Transcribe the records below exactly as they appear, omitting any pictures.

**Dataset rows:**
_ _ _ _

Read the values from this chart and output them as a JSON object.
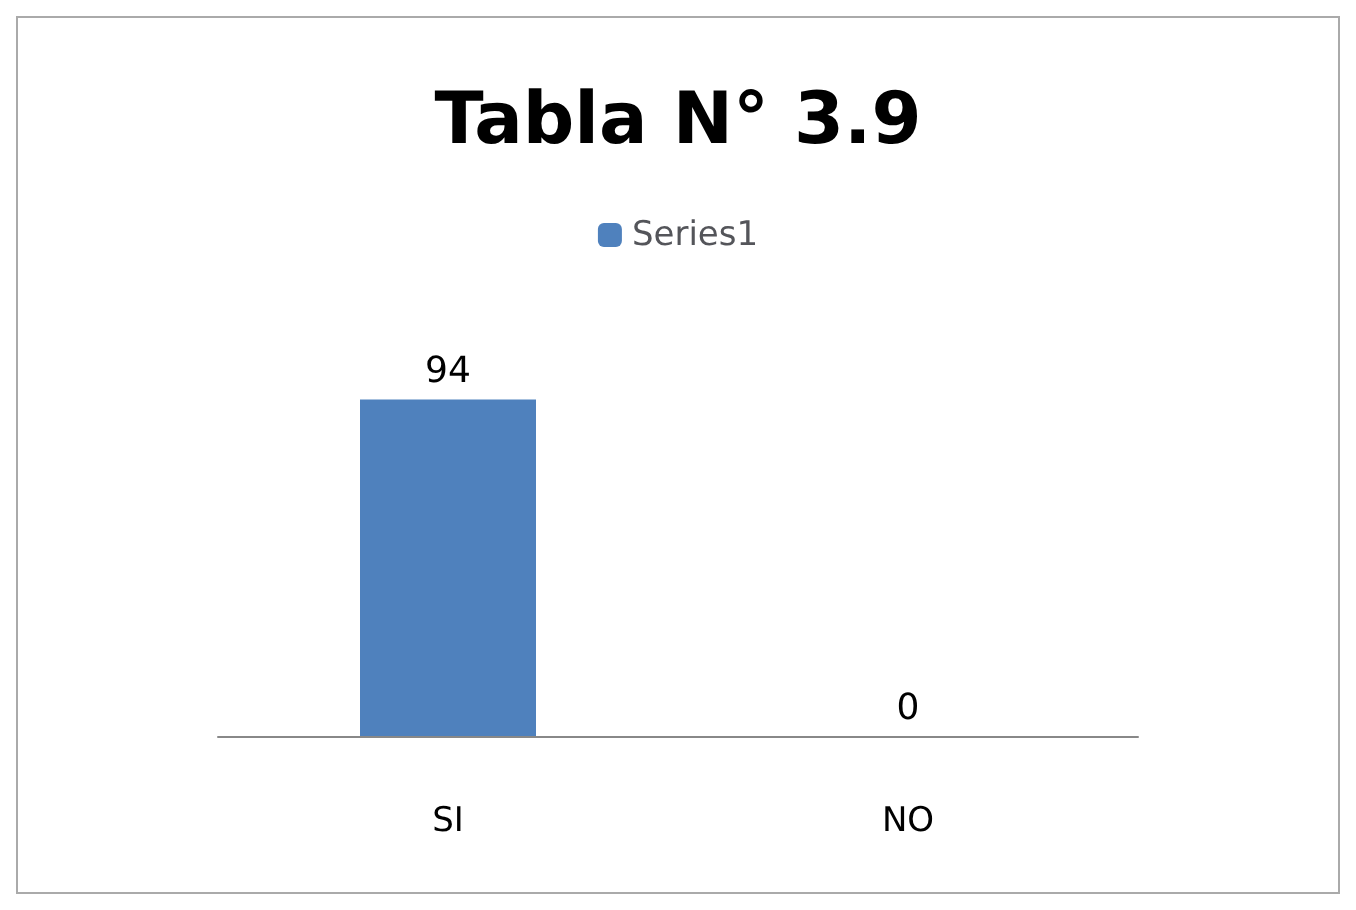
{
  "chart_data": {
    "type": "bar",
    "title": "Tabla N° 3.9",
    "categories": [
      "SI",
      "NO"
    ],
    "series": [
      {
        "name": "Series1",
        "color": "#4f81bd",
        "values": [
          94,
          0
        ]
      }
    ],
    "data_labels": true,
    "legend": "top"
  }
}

_ _ _ _

**Response for this exercise:**
Read the values from this chart and output them as a JSON object.
{
  "chart_data": {
    "type": "bar",
    "title": "Tabla N° 3.9",
    "categories": [
      "SI",
      "NO"
    ],
    "series": [
      {
        "name": "Series1",
        "color": "#4f81bd",
        "values": [
          94,
          0
        ]
      }
    ],
    "data_labels": true,
    "legend": "top"
  }
}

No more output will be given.